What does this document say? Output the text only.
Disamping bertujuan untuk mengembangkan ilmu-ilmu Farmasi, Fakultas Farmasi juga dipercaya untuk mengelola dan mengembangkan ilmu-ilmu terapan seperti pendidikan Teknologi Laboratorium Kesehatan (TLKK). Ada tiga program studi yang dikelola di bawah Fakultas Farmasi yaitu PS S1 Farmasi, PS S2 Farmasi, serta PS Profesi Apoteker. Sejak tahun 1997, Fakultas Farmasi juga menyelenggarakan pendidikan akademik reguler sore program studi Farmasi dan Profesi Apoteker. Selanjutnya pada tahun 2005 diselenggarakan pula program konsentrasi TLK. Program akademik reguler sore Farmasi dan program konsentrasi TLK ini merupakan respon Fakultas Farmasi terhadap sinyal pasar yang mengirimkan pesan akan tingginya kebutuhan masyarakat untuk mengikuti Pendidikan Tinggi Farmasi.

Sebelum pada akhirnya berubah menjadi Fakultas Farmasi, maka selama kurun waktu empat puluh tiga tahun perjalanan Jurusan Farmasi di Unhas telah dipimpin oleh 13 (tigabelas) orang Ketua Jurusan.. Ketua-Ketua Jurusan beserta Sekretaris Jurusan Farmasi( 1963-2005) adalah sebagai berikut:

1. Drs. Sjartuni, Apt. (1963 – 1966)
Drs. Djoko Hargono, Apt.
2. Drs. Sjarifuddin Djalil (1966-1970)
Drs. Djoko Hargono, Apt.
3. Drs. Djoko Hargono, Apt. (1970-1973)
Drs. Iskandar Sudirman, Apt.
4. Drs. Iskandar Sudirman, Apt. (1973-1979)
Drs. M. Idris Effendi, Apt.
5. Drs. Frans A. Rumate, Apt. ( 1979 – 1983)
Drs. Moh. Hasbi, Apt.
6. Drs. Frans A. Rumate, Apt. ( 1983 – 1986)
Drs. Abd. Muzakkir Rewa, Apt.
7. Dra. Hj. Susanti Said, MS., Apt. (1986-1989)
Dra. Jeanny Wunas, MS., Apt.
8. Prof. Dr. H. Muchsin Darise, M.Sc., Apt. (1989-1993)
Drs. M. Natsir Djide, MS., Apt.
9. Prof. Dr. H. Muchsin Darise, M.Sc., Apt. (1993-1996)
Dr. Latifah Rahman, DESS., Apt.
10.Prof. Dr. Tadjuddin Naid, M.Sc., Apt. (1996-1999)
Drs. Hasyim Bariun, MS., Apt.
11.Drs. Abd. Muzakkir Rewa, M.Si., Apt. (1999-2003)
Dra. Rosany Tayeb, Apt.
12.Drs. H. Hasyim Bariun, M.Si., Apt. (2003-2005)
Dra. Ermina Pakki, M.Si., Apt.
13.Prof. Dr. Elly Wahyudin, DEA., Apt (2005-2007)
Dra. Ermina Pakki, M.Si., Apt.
++++++
Repeat the records above exactly, from the first line to the last.

Complete response:
What does this document say? Output the text only.
Disamping bertujuan untuk mengembangkan ilmu-ilmu Farmasi, Fakultas Farmasi juga dipercaya untuk mengelola dan mengembangkan ilmu-ilmu terapan seperti pendidikan Teknologi Laboratorium Kesehatan (TLKK). Ada tiga program studi yang dikelola di bawah Fakultas Farmasi yaitu PS S1 Farmasi, PS S2 Farmasi, serta PS Profesi Apoteker. Sejak tahun 1997, Fakultas Farmasi juga menyelenggarakan pendidikan akademik reguler sore program studi Farmasi dan Profesi Apoteker. Selanjutnya pada tahun 2005 diselenggarakan pula program konsentrasi TLK. Program akademik reguler sore Farmasi dan program konsentrasi TLK ini merupakan respon Fakultas Farmasi terhadap sinyal pasar yang mengirimkan pesan akan tingginya kebutuhan masyarakat untuk mengikuti Pendidikan Tinggi Farmasi.

Sebelum pada akhirnya berubah menjadi Fakultas Farmasi, maka selama kurun waktu empat puluh tiga tahun perjalanan Jurusan Farmasi di Unhas telah dipimpin oleh 13 (tigabelas) orang Ketua Jurusan.. Ketua-Ketua Jurusan beserta Sekretaris Jurusan Farmasi( 1963-2005) adalah sebagai berikut:

1. Drs. Sjartuni, Apt. (1963 – 1966)
Drs. Djoko Hargono, Apt.
2. Drs. Sjarifuddin Djalil (1966-1970)
Drs. Djoko Hargono, Apt.
3. Drs. Djoko Hargono, Apt. (1970-1973)
Drs. Iskandar Sudirman, Apt.
4. Drs. Iskandar Sudirman, Apt. (1973-1979)
Drs. M. Idris Effendi, Apt.
5. Drs. Frans A. Rumate, Apt. ( 1979 – 1983)
Drs. Moh. Hasbi, Apt.
6. Drs. Frans A. Rumate, Apt. ( 1983 – 1986)
Drs. Abd. Muzakkir Rewa, Apt.
7. Dra. Hj. Susanti Said, MS., Apt. (1986-1989)
Dra. Jeanny Wunas, MS., Apt.
8. Prof. Dr. H. Muchsin Darise, M.Sc., Apt. (1989-1993)
Drs. M. Natsir Djide, MS., Apt.
9. Prof. Dr. H. Muchsin Darise, M.Sc., Apt. (1993-1996)
Dr. Latifah Rahman, DESS., Apt.
10.Prof. Dr. Tadjuddin Naid, M.Sc., Apt. (1996-1999)
Drs. Hasyim Bariun, MS., Apt.
11.Drs. Abd. Muzakkir Rewa, M.Si., Apt. (1999-2003)
Dra. Rosany Tayeb, Apt.
12.Drs. H. Hasyim Bariun, M.Si., Apt. (2003-2005)
Dra. Ermina Pakki, M.Si., Apt.
13.Prof. Dr. Elly Wahyudin, DEA., Apt (2005-2007)
Dra. Ermina Pakki, M.Si., Apt.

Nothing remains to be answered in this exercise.